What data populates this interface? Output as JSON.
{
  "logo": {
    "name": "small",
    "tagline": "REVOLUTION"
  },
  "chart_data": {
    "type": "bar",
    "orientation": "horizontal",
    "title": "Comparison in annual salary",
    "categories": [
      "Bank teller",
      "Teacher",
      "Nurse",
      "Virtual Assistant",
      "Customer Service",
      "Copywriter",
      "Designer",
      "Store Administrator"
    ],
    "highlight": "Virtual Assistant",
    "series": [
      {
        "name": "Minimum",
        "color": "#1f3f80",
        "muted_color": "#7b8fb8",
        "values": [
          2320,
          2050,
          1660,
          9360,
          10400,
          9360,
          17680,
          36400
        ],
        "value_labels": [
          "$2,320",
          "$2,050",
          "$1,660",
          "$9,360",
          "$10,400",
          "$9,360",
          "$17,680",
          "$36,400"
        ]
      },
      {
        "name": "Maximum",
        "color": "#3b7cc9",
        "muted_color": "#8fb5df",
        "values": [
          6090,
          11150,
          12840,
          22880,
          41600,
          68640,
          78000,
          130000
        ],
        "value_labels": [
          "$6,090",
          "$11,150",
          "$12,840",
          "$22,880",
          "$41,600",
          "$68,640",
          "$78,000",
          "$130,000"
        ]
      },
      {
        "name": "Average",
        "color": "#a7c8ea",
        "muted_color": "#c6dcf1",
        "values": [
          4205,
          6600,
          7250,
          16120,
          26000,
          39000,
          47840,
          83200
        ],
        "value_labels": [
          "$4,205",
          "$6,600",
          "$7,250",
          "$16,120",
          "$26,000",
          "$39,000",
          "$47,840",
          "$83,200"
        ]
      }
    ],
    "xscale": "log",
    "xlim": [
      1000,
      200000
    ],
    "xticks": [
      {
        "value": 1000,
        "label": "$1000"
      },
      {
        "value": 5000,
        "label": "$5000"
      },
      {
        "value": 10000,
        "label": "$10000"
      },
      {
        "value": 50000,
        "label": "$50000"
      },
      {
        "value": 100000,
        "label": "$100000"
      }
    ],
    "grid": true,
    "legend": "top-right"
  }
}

━━━

» OBJECTIVE: Report only the number of lines in the data above that contain "name".

» WORKED ANSWER: 4